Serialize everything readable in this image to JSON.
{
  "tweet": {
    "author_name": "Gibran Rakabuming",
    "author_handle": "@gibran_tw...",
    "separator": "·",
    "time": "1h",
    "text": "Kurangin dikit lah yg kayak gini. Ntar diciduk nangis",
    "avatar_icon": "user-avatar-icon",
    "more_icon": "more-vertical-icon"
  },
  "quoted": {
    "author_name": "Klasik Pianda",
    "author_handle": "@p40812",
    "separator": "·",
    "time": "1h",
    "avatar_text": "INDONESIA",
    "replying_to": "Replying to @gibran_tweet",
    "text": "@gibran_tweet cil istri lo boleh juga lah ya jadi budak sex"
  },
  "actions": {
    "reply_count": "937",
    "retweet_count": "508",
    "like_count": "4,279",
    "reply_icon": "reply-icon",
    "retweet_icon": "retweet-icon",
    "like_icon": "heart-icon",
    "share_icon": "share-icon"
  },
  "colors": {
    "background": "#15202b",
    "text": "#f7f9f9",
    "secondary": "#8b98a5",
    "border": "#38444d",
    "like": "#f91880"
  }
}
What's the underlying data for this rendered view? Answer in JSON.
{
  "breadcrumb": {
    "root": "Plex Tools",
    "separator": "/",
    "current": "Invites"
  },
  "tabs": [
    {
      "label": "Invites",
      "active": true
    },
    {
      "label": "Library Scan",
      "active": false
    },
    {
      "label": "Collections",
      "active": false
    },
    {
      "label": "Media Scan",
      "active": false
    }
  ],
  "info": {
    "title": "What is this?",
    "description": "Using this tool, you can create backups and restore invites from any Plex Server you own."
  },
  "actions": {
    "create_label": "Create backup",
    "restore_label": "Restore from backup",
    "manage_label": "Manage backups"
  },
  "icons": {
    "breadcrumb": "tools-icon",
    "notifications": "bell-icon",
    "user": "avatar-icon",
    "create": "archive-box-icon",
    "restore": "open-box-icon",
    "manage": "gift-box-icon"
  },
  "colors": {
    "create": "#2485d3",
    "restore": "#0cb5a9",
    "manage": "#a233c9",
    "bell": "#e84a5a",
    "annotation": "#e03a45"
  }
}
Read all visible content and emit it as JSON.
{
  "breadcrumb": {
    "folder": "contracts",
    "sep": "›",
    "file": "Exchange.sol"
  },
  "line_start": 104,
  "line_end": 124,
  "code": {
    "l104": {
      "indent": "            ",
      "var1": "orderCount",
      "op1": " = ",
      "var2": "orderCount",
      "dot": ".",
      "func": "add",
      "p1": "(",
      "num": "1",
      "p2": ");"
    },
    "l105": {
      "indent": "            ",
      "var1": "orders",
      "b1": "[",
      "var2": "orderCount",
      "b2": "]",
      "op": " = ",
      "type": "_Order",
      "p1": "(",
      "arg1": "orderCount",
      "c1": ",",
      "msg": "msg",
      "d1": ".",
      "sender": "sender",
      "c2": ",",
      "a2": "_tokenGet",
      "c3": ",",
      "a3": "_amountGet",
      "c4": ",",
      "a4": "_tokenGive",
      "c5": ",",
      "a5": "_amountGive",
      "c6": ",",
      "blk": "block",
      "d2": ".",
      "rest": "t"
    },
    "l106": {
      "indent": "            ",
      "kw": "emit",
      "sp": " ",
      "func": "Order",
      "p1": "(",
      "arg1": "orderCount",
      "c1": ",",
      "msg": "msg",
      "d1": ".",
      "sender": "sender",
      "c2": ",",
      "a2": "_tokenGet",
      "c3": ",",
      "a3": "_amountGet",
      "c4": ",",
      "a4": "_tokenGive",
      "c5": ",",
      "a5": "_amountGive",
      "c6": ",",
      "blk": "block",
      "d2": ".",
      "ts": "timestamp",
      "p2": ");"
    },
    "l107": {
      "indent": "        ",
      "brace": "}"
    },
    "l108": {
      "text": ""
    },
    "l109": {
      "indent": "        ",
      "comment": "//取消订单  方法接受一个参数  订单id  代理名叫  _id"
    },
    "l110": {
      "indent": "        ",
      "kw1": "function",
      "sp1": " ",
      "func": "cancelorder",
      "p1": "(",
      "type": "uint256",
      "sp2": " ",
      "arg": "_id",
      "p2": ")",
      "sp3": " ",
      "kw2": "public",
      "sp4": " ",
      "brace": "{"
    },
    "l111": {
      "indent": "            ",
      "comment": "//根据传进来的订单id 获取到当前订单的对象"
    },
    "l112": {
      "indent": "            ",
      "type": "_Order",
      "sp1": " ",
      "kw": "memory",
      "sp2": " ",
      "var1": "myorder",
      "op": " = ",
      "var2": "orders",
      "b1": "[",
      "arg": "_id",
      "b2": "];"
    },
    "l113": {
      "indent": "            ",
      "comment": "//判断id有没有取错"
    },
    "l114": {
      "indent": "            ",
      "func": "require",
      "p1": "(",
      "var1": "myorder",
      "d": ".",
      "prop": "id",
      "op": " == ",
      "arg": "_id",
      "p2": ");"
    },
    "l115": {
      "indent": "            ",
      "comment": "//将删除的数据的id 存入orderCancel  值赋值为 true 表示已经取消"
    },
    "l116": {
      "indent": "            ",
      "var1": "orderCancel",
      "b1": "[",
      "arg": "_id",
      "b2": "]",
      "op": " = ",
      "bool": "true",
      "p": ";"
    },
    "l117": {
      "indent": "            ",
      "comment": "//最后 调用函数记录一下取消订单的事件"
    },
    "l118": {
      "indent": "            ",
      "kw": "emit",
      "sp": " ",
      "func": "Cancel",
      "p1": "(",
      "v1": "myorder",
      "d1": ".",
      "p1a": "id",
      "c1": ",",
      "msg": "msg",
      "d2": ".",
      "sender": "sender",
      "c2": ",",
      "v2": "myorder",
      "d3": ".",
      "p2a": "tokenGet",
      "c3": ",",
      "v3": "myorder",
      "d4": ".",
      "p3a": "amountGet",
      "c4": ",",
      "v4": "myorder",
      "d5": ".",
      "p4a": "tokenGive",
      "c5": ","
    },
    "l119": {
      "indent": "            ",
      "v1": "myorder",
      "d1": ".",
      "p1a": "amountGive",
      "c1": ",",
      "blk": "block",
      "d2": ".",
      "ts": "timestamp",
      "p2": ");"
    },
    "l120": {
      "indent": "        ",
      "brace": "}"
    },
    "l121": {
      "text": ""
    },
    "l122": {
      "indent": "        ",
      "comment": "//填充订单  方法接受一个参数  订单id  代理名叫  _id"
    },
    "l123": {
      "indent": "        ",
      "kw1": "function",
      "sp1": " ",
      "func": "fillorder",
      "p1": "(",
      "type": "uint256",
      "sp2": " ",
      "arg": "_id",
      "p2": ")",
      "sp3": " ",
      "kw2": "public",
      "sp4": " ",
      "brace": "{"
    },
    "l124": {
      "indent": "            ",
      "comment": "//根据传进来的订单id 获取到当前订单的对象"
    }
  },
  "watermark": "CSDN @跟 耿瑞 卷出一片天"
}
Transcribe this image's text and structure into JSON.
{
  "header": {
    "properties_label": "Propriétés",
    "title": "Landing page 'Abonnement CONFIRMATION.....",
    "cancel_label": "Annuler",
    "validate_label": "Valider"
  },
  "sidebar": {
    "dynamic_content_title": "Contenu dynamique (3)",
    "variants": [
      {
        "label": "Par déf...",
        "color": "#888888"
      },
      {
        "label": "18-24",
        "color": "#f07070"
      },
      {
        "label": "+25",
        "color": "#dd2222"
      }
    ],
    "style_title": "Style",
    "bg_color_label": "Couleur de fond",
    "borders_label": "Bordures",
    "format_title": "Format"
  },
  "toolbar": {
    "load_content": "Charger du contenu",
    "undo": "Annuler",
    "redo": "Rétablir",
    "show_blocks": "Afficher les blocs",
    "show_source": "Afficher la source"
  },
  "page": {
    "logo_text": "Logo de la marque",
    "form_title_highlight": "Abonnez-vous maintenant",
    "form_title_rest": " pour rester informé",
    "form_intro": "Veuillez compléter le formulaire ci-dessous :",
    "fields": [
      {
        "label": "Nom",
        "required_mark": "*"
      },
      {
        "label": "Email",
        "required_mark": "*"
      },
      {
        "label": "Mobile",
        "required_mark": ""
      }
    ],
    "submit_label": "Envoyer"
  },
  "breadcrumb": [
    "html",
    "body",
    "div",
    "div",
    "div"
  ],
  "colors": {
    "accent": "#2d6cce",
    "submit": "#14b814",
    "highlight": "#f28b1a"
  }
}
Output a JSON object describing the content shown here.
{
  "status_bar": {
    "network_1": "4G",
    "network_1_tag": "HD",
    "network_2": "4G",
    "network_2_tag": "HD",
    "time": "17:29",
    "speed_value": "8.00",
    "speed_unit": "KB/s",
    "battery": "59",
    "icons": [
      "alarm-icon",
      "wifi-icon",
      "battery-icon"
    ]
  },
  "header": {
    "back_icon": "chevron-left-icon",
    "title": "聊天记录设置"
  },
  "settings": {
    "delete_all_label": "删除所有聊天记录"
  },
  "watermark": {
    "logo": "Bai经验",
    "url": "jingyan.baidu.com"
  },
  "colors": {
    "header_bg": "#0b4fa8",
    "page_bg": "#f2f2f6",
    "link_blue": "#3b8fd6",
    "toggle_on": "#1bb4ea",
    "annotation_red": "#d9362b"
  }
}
-.-.-
Exactly reproduce the lines beginning with the one that contains "Output a JSON" and ending with the last line of the material, both included. Leave out everything else.

**Reply**.
Output a JSON object describing the content shown here.
{
  "status_bar": {
    "network_1": "4G",
    "network_1_tag": "HD",
    "network_2": "4G",
    "network_2_tag": "HD",
    "time": "17:29",
    "speed_value": "8.00",
    "speed_unit": "KB/s",
    "battery": "59",
    "icons": [
      "alarm-icon",
      "wifi-icon",
      "battery-icon"
    ]
  },
  "header": {
    "back_icon": "chevron-left-icon",
    "title": "聊天记录设置"
  },
  "settings": {
    "delete_all_label": "删除所有聊天记录"
  },
  "watermark": {
    "logo": "Bai经验",
    "url": "jingyan.baidu.com"
  },
  "colors": {
    "header_bg": "#0b4fa8",
    "page_bg": "#f2f2f6",
    "link_blue": "#3b8fd6",
    "toggle_on": "#1bb4ea",
    "annotation_red": "#d9362b"
  }
}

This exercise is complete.